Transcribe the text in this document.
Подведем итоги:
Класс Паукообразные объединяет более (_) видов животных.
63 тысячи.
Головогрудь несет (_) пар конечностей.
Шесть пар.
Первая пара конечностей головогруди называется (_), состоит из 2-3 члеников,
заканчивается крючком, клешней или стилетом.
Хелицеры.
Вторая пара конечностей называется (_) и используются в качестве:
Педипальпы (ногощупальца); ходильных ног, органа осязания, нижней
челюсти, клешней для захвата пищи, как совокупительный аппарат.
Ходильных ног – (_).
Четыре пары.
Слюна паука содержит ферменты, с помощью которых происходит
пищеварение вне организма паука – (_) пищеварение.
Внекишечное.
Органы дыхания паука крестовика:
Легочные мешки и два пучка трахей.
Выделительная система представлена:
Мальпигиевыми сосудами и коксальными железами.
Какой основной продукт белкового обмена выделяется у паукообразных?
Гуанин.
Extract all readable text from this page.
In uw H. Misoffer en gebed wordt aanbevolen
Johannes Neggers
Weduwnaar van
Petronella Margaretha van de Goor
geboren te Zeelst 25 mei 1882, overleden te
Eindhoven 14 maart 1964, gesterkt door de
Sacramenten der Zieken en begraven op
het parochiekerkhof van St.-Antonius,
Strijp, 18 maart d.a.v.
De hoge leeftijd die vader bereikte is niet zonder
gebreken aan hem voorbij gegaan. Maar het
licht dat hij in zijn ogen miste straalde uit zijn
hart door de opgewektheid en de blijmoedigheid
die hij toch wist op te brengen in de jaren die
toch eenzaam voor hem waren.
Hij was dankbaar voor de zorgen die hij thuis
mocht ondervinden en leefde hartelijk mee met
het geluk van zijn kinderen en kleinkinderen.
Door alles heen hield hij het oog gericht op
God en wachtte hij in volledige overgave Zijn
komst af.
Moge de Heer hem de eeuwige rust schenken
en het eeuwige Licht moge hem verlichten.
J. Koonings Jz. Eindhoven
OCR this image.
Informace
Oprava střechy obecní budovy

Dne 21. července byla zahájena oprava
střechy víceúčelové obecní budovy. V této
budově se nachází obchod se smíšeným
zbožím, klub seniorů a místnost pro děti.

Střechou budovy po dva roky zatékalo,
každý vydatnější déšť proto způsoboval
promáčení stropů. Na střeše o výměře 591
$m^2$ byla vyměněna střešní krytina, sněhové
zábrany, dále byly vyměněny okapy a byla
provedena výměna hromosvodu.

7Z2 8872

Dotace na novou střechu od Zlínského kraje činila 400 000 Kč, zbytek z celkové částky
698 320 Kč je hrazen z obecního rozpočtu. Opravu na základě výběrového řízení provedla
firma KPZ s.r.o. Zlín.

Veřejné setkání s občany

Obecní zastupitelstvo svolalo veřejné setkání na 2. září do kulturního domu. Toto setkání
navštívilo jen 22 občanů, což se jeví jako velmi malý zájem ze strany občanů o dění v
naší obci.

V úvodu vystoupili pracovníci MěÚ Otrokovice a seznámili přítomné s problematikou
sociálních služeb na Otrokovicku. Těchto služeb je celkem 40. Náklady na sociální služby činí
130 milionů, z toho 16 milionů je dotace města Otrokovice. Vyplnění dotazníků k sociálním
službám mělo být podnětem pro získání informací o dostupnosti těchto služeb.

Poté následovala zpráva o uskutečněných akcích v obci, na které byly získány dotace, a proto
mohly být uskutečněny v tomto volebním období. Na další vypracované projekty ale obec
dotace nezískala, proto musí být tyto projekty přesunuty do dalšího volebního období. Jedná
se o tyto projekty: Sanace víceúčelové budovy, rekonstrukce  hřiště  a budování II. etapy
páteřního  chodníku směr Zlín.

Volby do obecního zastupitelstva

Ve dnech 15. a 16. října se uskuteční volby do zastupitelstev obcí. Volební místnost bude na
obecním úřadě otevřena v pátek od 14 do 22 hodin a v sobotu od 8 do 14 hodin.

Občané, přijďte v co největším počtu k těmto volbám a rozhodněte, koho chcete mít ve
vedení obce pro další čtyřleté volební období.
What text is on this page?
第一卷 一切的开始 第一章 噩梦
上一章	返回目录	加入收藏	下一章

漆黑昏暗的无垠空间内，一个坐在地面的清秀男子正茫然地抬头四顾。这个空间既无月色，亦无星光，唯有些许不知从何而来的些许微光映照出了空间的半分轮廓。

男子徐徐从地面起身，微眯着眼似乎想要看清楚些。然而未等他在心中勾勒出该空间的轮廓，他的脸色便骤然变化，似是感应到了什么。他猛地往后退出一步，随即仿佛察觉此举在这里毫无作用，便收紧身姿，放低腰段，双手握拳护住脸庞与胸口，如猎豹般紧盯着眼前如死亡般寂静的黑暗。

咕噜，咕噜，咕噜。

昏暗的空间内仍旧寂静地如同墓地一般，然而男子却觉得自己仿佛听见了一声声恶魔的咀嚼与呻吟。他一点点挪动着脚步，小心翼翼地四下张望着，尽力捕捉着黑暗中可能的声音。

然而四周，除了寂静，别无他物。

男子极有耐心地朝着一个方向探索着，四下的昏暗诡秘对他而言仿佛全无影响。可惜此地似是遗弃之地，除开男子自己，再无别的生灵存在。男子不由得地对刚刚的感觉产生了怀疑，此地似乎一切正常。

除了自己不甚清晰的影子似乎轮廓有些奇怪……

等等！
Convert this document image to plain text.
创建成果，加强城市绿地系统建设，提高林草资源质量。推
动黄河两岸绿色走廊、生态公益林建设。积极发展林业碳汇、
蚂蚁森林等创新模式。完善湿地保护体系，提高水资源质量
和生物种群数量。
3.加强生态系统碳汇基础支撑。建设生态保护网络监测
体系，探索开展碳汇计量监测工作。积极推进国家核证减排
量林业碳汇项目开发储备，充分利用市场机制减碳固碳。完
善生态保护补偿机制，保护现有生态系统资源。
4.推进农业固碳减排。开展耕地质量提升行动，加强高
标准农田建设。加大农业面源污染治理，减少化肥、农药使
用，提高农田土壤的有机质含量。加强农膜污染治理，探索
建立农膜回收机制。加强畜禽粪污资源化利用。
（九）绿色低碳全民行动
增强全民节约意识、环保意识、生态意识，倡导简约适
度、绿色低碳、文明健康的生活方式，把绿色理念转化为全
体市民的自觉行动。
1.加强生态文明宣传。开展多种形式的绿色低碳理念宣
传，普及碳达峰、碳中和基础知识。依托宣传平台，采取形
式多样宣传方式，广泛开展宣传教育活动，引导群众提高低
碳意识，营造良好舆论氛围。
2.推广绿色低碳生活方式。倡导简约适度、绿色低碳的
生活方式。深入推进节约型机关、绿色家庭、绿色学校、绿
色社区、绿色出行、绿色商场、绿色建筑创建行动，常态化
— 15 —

WORK REQUIRED
Count how many lines in the data contain the word "obecního", giving the number without comment.

FINISHED ANSWER
2